**THE TASK:** Check each line of the entries below for the string "image"; copy every line where it appears.

┌──

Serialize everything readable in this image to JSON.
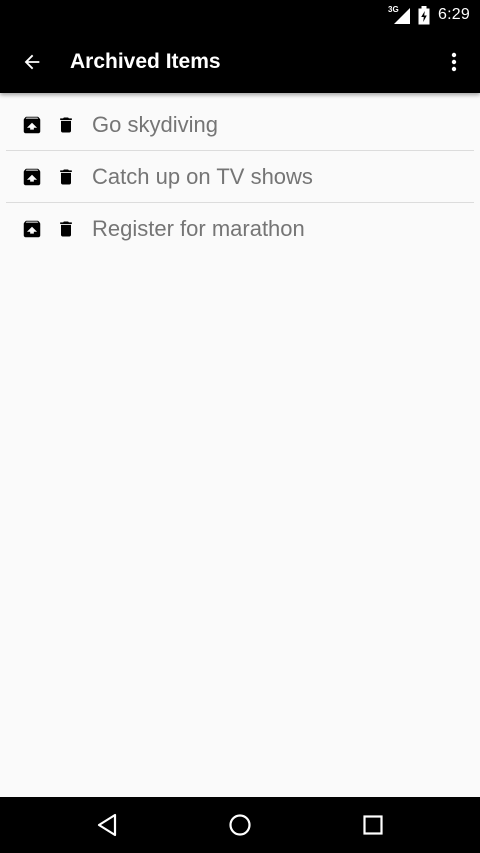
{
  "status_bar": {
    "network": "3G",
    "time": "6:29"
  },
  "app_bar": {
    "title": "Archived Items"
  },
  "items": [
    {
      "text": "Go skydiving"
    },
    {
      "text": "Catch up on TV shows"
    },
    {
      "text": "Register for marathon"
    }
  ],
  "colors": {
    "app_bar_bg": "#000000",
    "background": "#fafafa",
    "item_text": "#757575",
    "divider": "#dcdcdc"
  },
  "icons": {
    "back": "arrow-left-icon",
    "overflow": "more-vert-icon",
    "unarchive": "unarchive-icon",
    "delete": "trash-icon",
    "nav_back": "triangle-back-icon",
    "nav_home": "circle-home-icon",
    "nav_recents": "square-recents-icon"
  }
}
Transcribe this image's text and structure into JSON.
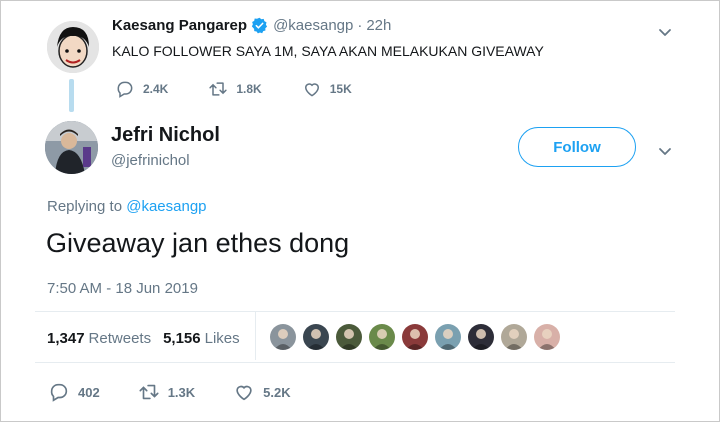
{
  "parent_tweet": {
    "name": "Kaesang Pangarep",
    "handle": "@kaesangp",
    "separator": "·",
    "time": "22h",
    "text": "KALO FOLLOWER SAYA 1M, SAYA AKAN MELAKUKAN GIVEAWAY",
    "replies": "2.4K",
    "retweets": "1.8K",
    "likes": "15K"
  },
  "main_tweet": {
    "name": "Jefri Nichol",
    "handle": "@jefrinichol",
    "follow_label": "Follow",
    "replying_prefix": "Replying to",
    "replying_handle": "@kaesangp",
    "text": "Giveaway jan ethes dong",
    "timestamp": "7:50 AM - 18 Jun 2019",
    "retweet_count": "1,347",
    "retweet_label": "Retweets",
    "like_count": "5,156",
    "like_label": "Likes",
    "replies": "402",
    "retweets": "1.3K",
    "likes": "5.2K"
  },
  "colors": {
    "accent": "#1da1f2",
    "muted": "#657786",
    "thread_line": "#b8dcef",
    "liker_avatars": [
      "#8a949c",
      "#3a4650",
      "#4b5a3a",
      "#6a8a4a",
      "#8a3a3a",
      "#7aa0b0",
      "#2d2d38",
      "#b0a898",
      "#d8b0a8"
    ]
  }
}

└──

**ANSWER FOR THIS EXERCISE:**
Serialize everything readable in this image to JSON.
Transcribe this image's text and structure into JSON.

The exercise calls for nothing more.